Instructions to follow
Copy whichever lines contain the string "name".

Provided records
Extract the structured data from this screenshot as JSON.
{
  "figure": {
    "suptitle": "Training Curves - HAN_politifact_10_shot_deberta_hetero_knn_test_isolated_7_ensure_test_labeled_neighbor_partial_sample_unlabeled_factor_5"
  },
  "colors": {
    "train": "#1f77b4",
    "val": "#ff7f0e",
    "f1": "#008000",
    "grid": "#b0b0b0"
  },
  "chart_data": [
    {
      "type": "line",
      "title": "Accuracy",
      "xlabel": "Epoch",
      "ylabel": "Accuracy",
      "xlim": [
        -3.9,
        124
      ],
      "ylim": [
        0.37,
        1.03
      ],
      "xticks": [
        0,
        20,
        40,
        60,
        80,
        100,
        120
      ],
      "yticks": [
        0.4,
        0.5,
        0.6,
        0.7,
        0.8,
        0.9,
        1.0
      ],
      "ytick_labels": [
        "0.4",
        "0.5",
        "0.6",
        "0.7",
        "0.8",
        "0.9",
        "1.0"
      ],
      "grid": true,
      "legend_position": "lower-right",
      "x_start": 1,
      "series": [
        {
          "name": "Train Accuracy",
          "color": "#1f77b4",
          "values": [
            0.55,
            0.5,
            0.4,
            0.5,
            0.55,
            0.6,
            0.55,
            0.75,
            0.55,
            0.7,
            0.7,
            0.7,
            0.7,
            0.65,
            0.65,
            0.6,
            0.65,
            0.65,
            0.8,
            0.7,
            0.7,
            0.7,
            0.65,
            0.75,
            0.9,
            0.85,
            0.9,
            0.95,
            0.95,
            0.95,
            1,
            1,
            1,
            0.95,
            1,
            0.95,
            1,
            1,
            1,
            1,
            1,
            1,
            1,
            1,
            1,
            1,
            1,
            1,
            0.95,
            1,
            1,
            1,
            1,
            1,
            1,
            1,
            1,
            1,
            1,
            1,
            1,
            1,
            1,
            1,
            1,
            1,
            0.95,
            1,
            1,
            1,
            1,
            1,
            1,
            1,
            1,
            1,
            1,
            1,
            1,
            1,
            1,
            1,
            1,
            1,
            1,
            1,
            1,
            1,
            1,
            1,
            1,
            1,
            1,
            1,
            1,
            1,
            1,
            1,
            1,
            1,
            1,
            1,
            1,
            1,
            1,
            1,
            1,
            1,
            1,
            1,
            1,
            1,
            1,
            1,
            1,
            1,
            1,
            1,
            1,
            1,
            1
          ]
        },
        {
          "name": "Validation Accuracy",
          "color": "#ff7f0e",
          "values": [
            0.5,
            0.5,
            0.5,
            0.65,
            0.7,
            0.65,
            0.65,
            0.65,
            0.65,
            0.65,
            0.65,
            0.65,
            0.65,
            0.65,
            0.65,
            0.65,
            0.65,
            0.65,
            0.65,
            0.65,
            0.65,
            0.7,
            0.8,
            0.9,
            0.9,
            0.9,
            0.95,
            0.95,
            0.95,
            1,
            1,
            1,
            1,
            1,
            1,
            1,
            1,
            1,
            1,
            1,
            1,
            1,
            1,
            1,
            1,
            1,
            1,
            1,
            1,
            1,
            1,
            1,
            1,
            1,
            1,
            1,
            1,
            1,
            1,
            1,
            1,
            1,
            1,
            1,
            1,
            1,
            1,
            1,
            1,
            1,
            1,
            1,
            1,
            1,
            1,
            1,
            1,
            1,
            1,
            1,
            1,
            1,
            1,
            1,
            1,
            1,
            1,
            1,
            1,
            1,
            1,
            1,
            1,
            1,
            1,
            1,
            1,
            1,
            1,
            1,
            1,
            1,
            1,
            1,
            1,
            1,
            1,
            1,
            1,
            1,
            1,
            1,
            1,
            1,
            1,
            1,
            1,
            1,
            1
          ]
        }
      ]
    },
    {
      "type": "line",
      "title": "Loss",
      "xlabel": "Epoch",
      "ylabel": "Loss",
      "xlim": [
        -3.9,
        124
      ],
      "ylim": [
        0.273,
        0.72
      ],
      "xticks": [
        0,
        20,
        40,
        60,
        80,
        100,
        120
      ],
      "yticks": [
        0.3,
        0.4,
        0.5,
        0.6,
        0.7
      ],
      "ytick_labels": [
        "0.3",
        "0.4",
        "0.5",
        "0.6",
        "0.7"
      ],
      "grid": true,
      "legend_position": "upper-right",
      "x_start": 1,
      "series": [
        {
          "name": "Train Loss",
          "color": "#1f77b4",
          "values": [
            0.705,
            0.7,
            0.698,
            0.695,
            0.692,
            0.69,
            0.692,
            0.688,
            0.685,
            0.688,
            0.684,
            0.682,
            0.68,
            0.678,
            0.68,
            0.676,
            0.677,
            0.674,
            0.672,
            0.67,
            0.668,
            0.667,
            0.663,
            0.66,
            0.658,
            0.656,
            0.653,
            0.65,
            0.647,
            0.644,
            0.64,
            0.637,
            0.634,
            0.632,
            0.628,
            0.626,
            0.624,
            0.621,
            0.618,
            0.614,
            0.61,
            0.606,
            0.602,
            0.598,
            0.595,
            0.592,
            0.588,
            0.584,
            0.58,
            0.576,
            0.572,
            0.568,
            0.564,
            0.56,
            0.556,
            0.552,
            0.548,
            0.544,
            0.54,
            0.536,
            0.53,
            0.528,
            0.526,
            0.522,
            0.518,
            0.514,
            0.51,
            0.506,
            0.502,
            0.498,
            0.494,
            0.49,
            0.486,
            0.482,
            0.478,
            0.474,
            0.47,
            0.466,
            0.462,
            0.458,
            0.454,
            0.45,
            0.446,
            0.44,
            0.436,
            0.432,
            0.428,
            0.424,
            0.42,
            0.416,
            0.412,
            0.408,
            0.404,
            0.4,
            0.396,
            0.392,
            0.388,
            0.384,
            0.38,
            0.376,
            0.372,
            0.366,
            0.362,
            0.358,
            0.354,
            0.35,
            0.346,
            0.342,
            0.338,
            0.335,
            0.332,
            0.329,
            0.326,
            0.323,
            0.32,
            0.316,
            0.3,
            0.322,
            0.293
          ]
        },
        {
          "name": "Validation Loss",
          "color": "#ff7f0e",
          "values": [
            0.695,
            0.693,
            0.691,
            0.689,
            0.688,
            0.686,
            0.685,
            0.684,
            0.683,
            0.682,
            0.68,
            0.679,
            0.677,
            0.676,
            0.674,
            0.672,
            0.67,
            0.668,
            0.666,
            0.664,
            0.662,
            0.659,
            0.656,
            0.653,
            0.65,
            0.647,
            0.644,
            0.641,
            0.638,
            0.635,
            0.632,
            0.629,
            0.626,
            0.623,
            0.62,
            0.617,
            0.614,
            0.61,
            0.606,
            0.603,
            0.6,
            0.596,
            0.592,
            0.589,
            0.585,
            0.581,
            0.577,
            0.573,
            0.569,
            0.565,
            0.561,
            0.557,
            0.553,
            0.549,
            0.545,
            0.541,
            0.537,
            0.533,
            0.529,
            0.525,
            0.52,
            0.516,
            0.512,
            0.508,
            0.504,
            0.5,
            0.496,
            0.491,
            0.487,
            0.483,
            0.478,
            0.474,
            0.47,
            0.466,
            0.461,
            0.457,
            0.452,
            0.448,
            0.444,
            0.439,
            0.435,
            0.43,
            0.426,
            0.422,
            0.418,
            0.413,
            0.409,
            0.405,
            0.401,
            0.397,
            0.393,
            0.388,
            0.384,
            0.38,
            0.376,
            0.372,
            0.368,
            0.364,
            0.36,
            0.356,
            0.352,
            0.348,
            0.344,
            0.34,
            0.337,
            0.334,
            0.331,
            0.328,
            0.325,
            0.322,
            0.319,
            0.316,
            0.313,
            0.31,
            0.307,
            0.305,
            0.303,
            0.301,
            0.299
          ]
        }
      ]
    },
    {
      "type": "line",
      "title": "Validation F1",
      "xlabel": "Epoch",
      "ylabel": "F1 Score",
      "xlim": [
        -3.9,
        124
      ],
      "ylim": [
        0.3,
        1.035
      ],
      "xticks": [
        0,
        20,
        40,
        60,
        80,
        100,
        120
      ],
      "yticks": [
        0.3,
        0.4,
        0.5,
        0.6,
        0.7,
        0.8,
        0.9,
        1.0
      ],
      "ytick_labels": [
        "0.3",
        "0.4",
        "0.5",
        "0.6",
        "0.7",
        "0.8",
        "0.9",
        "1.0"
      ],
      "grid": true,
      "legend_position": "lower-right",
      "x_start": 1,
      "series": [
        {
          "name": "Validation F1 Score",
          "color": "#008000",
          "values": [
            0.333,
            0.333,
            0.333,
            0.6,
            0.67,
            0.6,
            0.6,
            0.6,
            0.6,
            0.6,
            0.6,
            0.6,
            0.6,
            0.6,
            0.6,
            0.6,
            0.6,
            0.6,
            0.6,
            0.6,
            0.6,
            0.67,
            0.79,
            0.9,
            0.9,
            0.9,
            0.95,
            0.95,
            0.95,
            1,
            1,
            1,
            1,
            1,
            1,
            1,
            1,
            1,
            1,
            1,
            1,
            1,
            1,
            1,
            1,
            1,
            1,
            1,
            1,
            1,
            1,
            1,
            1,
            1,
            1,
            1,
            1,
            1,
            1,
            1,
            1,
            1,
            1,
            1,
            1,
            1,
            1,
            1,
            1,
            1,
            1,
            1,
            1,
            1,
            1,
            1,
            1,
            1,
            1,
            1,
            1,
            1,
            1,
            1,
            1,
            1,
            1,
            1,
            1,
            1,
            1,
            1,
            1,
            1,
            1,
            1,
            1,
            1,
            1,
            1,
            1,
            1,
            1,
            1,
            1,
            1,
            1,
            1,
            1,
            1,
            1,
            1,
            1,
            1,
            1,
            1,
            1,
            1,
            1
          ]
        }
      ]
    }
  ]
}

Reply to the exercise
          "name": "Train Accuracy",
          "name": "Validation Accuracy",
          "name": "Train Loss",
          "name": "Validation Loss",
          "name": "Validation F1 Score",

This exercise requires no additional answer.